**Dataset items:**
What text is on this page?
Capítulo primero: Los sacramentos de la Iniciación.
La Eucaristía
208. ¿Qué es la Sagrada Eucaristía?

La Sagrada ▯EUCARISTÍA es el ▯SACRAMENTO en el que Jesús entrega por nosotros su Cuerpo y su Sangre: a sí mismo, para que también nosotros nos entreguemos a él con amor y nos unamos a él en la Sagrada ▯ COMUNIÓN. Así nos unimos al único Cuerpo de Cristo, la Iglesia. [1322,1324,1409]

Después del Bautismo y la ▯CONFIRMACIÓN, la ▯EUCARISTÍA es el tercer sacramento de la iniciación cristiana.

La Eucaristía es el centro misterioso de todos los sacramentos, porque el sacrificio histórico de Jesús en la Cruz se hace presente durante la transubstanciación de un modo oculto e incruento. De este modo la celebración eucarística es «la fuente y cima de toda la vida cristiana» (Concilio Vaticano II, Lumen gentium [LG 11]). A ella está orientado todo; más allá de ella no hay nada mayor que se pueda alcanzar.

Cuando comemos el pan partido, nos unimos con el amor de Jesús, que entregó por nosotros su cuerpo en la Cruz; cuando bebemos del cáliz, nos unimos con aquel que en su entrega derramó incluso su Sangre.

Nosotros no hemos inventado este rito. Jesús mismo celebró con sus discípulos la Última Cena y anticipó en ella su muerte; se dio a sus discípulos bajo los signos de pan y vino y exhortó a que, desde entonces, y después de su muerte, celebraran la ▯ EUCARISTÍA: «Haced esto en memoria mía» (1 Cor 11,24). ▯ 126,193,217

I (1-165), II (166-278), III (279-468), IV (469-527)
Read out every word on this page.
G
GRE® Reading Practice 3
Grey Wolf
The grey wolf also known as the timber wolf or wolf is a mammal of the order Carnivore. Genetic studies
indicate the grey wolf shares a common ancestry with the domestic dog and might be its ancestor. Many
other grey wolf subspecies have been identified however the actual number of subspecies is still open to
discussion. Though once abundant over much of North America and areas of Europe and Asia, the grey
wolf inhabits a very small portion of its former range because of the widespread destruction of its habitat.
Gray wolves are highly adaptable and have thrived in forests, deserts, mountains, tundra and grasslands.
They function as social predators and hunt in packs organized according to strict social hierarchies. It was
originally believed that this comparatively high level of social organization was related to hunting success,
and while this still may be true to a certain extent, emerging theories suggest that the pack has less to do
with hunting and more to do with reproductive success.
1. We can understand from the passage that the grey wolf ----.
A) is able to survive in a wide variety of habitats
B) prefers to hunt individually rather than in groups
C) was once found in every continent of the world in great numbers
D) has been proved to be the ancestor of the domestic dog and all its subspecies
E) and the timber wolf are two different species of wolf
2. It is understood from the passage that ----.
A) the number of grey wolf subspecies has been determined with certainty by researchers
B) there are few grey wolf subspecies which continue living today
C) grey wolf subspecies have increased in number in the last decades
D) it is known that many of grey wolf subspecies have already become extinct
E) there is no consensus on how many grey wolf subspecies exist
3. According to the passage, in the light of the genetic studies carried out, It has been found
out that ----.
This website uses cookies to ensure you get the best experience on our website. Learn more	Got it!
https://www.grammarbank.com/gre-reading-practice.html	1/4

**Problem requirements:**
Extract each line holding the string "sacramentos".

**Written solution:**
Capítulo primero: Los sacramentos de la Iniciación.
La Eucaristía es el centro misterioso de todos los sacramentos, porque el sacrificio histórico de Jesús en la Cruz se hace presente durante la transubstanciación de un modo oculto e incruento. De este modo la celebración eucarística es «la fuente y cima de toda la vida cristiana» (Concilio Vaticano II, Lumen gentium [LG 11]). A ella está orientado todo; más allá de ella no hay nada mayor que se pueda alcanzar.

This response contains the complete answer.